== Objective ==
Return all of the entries exactly, with nothing added or left out.

── Listed entries ──

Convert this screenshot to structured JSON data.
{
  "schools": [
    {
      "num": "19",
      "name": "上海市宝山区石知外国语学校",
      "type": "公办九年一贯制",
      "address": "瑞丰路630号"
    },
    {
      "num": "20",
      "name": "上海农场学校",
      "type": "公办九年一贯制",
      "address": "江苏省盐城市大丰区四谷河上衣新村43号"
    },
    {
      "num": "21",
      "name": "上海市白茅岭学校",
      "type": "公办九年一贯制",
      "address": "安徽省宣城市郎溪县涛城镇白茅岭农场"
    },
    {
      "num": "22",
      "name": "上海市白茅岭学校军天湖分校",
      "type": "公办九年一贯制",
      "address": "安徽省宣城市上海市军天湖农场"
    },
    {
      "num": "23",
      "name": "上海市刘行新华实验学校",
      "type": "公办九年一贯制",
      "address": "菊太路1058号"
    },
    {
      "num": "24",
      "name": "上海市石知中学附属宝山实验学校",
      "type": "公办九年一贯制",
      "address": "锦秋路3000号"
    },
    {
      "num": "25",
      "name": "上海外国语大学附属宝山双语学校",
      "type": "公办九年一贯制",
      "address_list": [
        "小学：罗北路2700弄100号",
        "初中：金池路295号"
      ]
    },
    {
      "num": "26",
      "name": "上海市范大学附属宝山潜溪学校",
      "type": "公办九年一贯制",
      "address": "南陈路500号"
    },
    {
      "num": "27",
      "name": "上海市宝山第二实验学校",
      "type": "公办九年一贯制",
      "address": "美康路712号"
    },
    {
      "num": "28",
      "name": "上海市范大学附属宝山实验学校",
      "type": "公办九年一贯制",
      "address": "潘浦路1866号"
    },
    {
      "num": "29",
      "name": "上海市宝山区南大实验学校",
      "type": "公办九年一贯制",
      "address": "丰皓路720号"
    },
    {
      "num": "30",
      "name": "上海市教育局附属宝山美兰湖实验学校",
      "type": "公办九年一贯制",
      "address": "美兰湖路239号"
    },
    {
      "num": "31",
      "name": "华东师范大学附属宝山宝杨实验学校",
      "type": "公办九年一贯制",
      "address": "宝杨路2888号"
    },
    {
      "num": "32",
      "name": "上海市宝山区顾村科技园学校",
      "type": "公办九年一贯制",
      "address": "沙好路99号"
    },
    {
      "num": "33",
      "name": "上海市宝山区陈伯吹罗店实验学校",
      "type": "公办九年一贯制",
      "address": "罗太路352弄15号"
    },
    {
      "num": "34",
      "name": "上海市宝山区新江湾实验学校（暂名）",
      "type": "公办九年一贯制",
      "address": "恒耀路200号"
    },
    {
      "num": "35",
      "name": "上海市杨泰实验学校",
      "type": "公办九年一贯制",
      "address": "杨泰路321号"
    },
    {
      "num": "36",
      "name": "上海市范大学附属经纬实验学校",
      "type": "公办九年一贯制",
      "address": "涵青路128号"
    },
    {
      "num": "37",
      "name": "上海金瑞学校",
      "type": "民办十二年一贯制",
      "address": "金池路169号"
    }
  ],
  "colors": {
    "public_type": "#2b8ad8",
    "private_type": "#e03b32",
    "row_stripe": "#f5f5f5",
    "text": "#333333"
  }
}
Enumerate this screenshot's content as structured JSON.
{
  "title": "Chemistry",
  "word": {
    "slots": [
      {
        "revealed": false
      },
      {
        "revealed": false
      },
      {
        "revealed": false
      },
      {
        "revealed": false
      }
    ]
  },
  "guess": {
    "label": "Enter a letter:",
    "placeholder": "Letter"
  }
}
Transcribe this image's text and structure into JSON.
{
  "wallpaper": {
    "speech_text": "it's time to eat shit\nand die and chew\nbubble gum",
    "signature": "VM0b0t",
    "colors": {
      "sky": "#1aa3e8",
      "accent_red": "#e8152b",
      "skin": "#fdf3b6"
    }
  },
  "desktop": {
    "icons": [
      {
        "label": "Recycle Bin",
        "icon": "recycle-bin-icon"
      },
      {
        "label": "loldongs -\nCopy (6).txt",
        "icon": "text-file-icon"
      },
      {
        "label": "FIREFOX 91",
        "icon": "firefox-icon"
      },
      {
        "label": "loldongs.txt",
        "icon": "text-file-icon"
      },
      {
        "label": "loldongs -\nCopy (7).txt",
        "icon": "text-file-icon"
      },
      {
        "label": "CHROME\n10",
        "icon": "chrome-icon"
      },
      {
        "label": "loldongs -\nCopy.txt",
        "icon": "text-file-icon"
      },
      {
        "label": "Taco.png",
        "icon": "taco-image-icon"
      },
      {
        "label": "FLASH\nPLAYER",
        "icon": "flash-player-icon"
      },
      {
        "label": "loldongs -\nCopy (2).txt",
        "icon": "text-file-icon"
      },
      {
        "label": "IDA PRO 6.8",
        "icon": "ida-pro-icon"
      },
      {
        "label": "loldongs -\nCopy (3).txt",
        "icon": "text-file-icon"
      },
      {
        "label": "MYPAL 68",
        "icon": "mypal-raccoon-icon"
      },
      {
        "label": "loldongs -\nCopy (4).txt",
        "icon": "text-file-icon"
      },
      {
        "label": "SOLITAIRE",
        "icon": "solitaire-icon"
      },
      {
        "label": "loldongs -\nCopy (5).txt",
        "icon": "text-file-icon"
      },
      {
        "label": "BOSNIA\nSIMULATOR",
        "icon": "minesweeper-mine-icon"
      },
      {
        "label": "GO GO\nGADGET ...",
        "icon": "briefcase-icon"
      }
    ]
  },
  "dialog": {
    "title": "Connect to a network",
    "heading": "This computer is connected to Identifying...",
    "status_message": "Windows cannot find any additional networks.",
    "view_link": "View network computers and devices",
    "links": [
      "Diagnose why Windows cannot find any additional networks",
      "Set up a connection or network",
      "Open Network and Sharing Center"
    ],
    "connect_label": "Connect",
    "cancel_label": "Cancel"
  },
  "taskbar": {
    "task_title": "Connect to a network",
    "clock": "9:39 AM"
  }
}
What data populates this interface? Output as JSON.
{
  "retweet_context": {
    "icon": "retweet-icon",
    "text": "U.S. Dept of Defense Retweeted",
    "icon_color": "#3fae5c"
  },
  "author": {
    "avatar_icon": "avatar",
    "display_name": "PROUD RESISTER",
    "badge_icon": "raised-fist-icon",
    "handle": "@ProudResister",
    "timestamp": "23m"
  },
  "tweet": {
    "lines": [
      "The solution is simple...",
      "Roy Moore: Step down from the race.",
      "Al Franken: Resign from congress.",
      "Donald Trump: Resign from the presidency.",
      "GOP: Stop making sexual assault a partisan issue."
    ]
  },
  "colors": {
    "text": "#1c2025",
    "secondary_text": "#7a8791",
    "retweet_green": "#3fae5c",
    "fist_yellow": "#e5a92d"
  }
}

───

== Exercise output ==
Convert this screenshot to structured JSON data.
{
  "schools": [
    {
      "num": "19",
      "name": "上海市宝山区石知外国语学校",
      "type": "公办九年一贯制",
      "address": "瑞丰路630号"
    },
    {
      "num": "20",
      "name": "上海农场学校",
      "type": "公办九年一贯制",
      "address": "江苏省盐城市大丰区四谷河上衣新村43号"
    },
    {
      "num": "21",
      "name": "上海市白茅岭学校",
      "type": "公办九年一贯制",
      "address": "安徽省宣城市郎溪县涛城镇白茅岭农场"
    },
    {
      "num": "22",
      "name": "上海市白茅岭学校军天湖分校",
      "type": "公办九年一贯制",
      "address": "安徽省宣城市上海市军天湖农场"
    },
    {
      "num": "23",
      "name": "上海市刘行新华实验学校",
      "type": "公办九年一贯制",
      "address": "菊太路1058号"
    },
    {
      "num": "24",
      "name": "上海市石知中学附属宝山实验学校",
      "type": "公办九年一贯制",
      "address": "锦秋路3000号"
    },
    {
      "num": "25",
      "name": "上海外国语大学附属宝山双语学校",
      "type": "公办九年一贯制",
      "address_list": [
        "小学：罗北路2700弄100号",
        "初中：金池路295号"
      ]
    },
    {
      "num": "26",
      "name": "上海市范大学附属宝山潜溪学校",
      "type": "公办九年一贯制",
      "address": "南陈路500号"
    },
    {
      "num": "27",
      "name": "上海市宝山第二实验学校",
      "type": "公办九年一贯制",
      "address": "美康路712号"
    },
    {
      "num": "28",
      "name": "上海市范大学附属宝山实验学校",
      "type": "公办九年一贯制",
      "address": "潘浦路1866号"
    },
    {
      "num": "29",
      "name": "上海市宝山区南大实验学校",
      "type": "公办九年一贯制",
      "address": "丰皓路720号"
    },
    {
      "num": "30",
      "name": "上海市教育局附属宝山美兰湖实验学校",
      "type": "公办九年一贯制",
      "address": "美兰湖路239号"
    },
    {
      "num": "31",
      "name": "华东师范大学附属宝山宝杨实验学校",
      "type": "公办九年一贯制",
      "address": "宝杨路2888号"
    },
    {
      "num": "32",
      "name": "上海市宝山区顾村科技园学校",
      "type": "公办九年一贯制",
      "address": "沙好路99号"
    },
    {
      "num": "33",
      "name": "上海市宝山区陈伯吹罗店实验学校",
      "type": "公办九年一贯制",
      "address": "罗太路352弄15号"
    },
    {
      "num": "34",
      "name": "上海市宝山区新江湾实验学校（暂名）",
      "type": "公办九年一贯制",
      "address": "恒耀路200号"
    },
    {
      "num": "35",
      "name": "上海市杨泰实验学校",
      "type": "公办九年一贯制",
      "address": "杨泰路321号"
    },
    {
      "num": "36",
      "name": "上海市范大学附属经纬实验学校",
      "type": "公办九年一贯制",
      "address": "涵青路128号"
    },
    {
      "num": "37",
      "name": "上海金瑞学校",
      "type": "民办十二年一贯制",
      "address": "金池路169号"
    }
  ],
  "colors": {
    "public_type": "#2b8ad8",
    "private_type": "#e03b32",
    "row_stripe": "#f5f5f5",
    "text": "#333333"
  }
}
Enumerate this screenshot's content as structured JSON.
{
  "title": "Chemistry",
  "word": {
    "slots": [
      {
        "revealed": false
      },
      {
        "revealed": false
      },
      {
        "revealed": false
      },
      {
        "revealed": false
      }
    ]
  },
  "guess": {
    "label": "Enter a letter:",
    "placeholder": "Letter"
  }
}
Transcribe this image's text and structure into JSON.
{
  "wallpaper": {
    "speech_text": "it's time to eat shit\nand die and chew\nbubble gum",
    "signature": "VM0b0t",
    "colors": {
      "sky": "#1aa3e8",
      "accent_red": "#e8152b",
      "skin": "#fdf3b6"
    }
  },
  "desktop": {
    "icons": [
      {
        "label": "Recycle Bin",
        "icon": "recycle-bin-icon"
      },
      {
        "label": "loldongs -\nCopy (6).txt",
        "icon": "text-file-icon"
      },
      {
        "label": "FIREFOX 91",
        "icon": "firefox-icon"
      },
      {
        "label": "loldongs.txt",
        "icon": "text-file-icon"
      },
      {
        "label": "loldongs -\nCopy (7).txt",
        "icon": "text-file-icon"
      },
      {
        "label": "CHROME\n10",
        "icon": "chrome-icon"
      },
      {
        "label": "loldongs -\nCopy.txt",
        "icon": "text-file-icon"
      },
      {
        "label": "Taco.png",
        "icon": "taco-image-icon"
      },
      {
        "label": "FLASH\nPLAYER",
        "icon": "flash-player-icon"
      },
      {
        "label": "loldongs -\nCopy (2).txt",
        "icon": "text-file-icon"
      },
      {
        "label": "IDA PRO 6.8",
        "icon": "ida-pro-icon"
      },
      {
        "label": "loldongs -\nCopy (3).txt",
        "icon": "text-file-icon"
      },
      {
        "label": "MYPAL 68",
        "icon": "mypal-raccoon-icon"
      },
      {
        "label": "loldongs -\nCopy (4).txt",
        "icon": "text-file-icon"
      },
      {
        "label": "SOLITAIRE",
        "icon": "solitaire-icon"
      },
      {
        "label": "loldongs -\nCopy (5).txt",
        "icon": "text-file-icon"
      },
      {
        "label": "BOSNIA\nSIMULATOR",
        "icon": "minesweeper-mine-icon"
      },
      {
        "label": "GO GO\nGADGET ...",
        "icon": "briefcase-icon"
      }
    ]
  },
  "dialog": {
    "title": "Connect to a network",
    "heading": "This computer is connected to Identifying...",
    "status_message": "Windows cannot find any additional networks.",
    "view_link": "View network computers and devices",
    "links": [
      "Diagnose why Windows cannot find any additional networks",
      "Set up a connection or network",
      "Open Network and Sharing Center"
    ],
    "connect_label": "Connect",
    "cancel_label": "Cancel"
  },
  "taskbar": {
    "task_title": "Connect to a network",
    "clock": "9:39 AM"
  }
}
What data populates this interface? Output as JSON.
{
  "retweet_context": {
    "icon": "retweet-icon",
    "text": "U.S. Dept of Defense Retweeted",
    "icon_color": "#3fae5c"
  },
  "author": {
    "avatar_icon": "avatar",
    "display_name": "PROUD RESISTER",
    "badge_icon": "raised-fist-icon",
    "handle": "@ProudResister",
    "timestamp": "23m"
  },
  "tweet": {
    "lines": [
      "The solution is simple...",
      "Roy Moore: Step down from the race.",
      "Al Franken: Resign from congress.",
      "Donald Trump: Resign from the presidency.",
      "GOP: Stop making sexual assault a partisan issue."
    ]
  },
  "colors": {
    "text": "#1c2025",
    "secondary_text": "#7a8791",
    "retweet_green": "#3fae5c",
    "fist_yellow": "#e5a92d"
  }
}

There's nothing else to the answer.